**STATED TASK**. The entries need to be copied exactly.

Stored items:
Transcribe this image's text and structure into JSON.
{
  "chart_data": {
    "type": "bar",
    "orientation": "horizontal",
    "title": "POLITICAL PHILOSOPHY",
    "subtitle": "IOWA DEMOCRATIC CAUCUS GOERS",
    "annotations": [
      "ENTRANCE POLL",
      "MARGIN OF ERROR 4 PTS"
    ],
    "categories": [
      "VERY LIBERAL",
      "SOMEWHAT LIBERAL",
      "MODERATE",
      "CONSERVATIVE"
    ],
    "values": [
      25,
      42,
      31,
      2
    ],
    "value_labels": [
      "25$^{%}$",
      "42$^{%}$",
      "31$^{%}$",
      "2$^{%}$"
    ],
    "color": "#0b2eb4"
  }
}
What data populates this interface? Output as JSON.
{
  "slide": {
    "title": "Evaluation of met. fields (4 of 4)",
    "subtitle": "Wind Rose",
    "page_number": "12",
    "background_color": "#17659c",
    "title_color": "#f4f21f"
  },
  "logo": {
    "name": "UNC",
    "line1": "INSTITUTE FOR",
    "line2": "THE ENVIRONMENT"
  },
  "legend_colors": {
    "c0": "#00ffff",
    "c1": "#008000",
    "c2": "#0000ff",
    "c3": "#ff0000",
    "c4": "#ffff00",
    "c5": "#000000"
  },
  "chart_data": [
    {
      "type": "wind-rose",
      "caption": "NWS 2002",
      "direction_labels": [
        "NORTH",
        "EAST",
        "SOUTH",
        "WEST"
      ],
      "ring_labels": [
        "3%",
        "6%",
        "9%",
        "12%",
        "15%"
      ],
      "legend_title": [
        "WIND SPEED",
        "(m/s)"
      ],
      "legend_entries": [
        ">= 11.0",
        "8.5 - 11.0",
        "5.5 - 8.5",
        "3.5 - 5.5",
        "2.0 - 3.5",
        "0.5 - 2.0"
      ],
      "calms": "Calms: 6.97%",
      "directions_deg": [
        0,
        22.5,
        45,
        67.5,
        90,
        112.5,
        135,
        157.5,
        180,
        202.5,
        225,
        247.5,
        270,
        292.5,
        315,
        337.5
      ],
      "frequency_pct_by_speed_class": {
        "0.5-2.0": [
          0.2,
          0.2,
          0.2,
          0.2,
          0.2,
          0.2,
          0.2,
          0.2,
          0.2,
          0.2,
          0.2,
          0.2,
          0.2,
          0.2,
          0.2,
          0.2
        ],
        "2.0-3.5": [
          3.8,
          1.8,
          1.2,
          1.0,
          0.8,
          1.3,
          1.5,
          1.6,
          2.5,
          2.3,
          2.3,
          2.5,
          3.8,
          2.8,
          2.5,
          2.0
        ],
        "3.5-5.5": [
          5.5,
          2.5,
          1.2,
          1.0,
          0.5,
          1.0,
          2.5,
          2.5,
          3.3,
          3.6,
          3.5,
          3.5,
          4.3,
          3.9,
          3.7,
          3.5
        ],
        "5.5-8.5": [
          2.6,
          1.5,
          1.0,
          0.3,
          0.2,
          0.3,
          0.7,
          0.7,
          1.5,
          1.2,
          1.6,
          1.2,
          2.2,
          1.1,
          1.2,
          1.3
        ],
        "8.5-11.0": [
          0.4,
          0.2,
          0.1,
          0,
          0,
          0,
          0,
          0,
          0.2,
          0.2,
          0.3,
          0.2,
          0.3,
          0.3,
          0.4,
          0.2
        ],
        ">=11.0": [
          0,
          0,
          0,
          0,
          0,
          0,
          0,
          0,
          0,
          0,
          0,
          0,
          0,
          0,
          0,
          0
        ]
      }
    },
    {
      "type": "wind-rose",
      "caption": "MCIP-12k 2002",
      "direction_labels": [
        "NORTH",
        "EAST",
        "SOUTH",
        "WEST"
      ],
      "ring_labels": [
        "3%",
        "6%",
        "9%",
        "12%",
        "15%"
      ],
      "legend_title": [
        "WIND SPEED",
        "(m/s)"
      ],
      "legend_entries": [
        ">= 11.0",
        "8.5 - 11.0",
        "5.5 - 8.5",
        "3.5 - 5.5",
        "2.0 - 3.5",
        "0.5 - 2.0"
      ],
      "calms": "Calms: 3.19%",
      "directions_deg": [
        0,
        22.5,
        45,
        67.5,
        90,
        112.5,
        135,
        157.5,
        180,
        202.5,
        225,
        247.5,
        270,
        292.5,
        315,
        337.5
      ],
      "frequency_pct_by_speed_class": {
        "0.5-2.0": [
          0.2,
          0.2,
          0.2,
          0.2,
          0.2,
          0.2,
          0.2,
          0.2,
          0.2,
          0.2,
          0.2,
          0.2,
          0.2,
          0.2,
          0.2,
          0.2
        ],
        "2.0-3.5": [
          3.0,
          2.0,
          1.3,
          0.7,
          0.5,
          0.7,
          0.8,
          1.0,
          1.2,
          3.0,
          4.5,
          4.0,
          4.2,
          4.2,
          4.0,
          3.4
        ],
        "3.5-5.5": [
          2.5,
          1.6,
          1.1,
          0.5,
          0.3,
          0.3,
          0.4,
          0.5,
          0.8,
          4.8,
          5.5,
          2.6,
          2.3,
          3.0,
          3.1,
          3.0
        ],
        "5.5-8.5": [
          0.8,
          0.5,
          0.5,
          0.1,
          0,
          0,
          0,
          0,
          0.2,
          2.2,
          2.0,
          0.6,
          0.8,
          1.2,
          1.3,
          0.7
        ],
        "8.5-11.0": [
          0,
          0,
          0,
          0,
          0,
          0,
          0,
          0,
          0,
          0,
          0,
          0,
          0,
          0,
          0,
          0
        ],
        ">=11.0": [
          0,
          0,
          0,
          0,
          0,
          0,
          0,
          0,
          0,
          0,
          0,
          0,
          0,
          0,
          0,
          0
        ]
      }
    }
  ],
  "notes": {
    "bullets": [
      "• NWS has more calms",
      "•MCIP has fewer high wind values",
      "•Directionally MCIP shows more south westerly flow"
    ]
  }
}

**SOLUTION TO THIS TASK**.
Transcribe this image's text and structure into JSON.
{
  "chart_data": {
    "type": "bar",
    "orientation": "horizontal",
    "title": "POLITICAL PHILOSOPHY",
    "subtitle": "IOWA DEMOCRATIC CAUCUS GOERS",
    "annotations": [
      "ENTRANCE POLL",
      "MARGIN OF ERROR 4 PTS"
    ],
    "categories": [
      "VERY LIBERAL",
      "SOMEWHAT LIBERAL",
      "MODERATE",
      "CONSERVATIVE"
    ],
    "values": [
      25,
      42,
      31,
      2
    ],
    "value_labels": [
      "25$^{%}$",
      "42$^{%}$",
      "31$^{%}$",
      "2$^{%}$"
    ],
    "color": "#0b2eb4"
  }
}
What data populates this interface? Output as JSON.
{
  "slide": {
    "title": "Evaluation of met. fields (4 of 4)",
    "subtitle": "Wind Rose",
    "page_number": "12",
    "background_color": "#17659c",
    "title_color": "#f4f21f"
  },
  "logo": {
    "name": "UNC",
    "line1": "INSTITUTE FOR",
    "line2": "THE ENVIRONMENT"
  },
  "legend_colors": {
    "c0": "#00ffff",
    "c1": "#008000",
    "c2": "#0000ff",
    "c3": "#ff0000",
    "c4": "#ffff00",
    "c5": "#000000"
  },
  "chart_data": [
    {
      "type": "wind-rose",
      "caption": "NWS 2002",
      "direction_labels": [
        "NORTH",
        "EAST",
        "SOUTH",
        "WEST"
      ],
      "ring_labels": [
        "3%",
        "6%",
        "9%",
        "12%",
        "15%"
      ],
      "legend_title": [
        "WIND SPEED",
        "(m/s)"
      ],
      "legend_entries": [
        ">= 11.0",
        "8.5 - 11.0",
        "5.5 - 8.5",
        "3.5 - 5.5",
        "2.0 - 3.5",
        "0.5 - 2.0"
      ],
      "calms": "Calms: 6.97%",
      "directions_deg": [
        0,
        22.5,
        45,
        67.5,
        90,
        112.5,
        135,
        157.5,
        180,
        202.5,
        225,
        247.5,
        270,
        292.5,
        315,
        337.5
      ],
      "frequency_pct_by_speed_class": {
        "0.5-2.0": [
          0.2,
          0.2,
          0.2,
          0.2,
          0.2,
          0.2,
          0.2,
          0.2,
          0.2,
          0.2,
          0.2,
          0.2,
          0.2,
          0.2,
          0.2,
          0.2
        ],
        "2.0-3.5": [
          3.8,
          1.8,
          1.2,
          1.0,
          0.8,
          1.3,
          1.5,
          1.6,
          2.5,
          2.3,
          2.3,
          2.5,
          3.8,
          2.8,
          2.5,
          2.0
        ],
        "3.5-5.5": [
          5.5,
          2.5,
          1.2,
          1.0,
          0.5,
          1.0,
          2.5,
          2.5,
          3.3,
          3.6,
          3.5,
          3.5,
          4.3,
          3.9,
          3.7,
          3.5
        ],
        "5.5-8.5": [
          2.6,
          1.5,
          1.0,
          0.3,
          0.2,
          0.3,
          0.7,
          0.7,
          1.5,
          1.2,
          1.6,
          1.2,
          2.2,
          1.1,
          1.2,
          1.3
        ],
        "8.5-11.0": [
          0.4,
          0.2,
          0.1,
          0,
          0,
          0,
          0,
          0,
          0.2,
          0.2,
          0.3,
          0.2,
          0.3,
          0.3,
          0.4,
          0.2
        ],
        ">=11.0": [
          0,
          0,
          0,
          0,
          0,
          0,
          0,
          0,
          0,
          0,
          0,
          0,
          0,
          0,
          0,
          0
        ]
      }
    },
    {
      "type": "wind-rose",
      "caption": "MCIP-12k 2002",
      "direction_labels": [
        "NORTH",
        "EAST",
        "SOUTH",
        "WEST"
      ],
      "ring_labels": [
        "3%",
        "6%",
        "9%",
        "12%",
        "15%"
      ],
      "legend_title": [
        "WIND SPEED",
        "(m/s)"
      ],
      "legend_entries": [
        ">= 11.0",
        "8.5 - 11.0",
        "5.5 - 8.5",
        "3.5 - 5.5",
        "2.0 - 3.5",
        "0.5 - 2.0"
      ],
      "calms": "Calms: 3.19%",
      "directions_deg": [
        0,
        22.5,
        45,
        67.5,
        90,
        112.5,
        135,
        157.5,
        180,
        202.5,
        225,
        247.5,
        270,
        292.5,
        315,
        337.5
      ],
      "frequency_pct_by_speed_class": {
        "0.5-2.0": [
          0.2,
          0.2,
          0.2,
          0.2,
          0.2,
          0.2,
          0.2,
          0.2,
          0.2,
          0.2,
          0.2,
          0.2,
          0.2,
          0.2,
          0.2,
          0.2
        ],
        "2.0-3.5": [
          3.0,
          2.0,
          1.3,
          0.7,
          0.5,
          0.7,
          0.8,
          1.0,
          1.2,
          3.0,
          4.5,
          4.0,
          4.2,
          4.2,
          4.0,
          3.4
        ],
        "3.5-5.5": [
          2.5,
          1.6,
          1.1,
          0.5,
          0.3,
          0.3,
          0.4,
          0.5,
          0.8,
          4.8,
          5.5,
          2.6,
          2.3,
          3.0,
          3.1,
          3.0
        ],
        "5.5-8.5": [
          0.8,
          0.5,
          0.5,
          0.1,
          0,
          0,
          0,
          0,
          0.2,
          2.2,
          2.0,
          0.6,
          0.8,
          1.2,
          1.3,
          0.7
        ],
        "8.5-11.0": [
          0,
          0,
          0,
          0,
          0,
          0,
          0,
          0,
          0,
          0,
          0,
          0,
          0,
          0,
          0,
          0
        ],
        ">=11.0": [
          0,
          0,
          0,
          0,
          0,
          0,
          0,
          0,
          0,
          0,
          0,
          0,
          0,
          0,
          0,
          0
        ]
      }
    }
  ],
  "notes": {
    "bullets": [
      "• NWS has more calms",
      "•MCIP has fewer high wind values",
      "•Directionally MCIP shows more south westerly flow"
    ]
  }
}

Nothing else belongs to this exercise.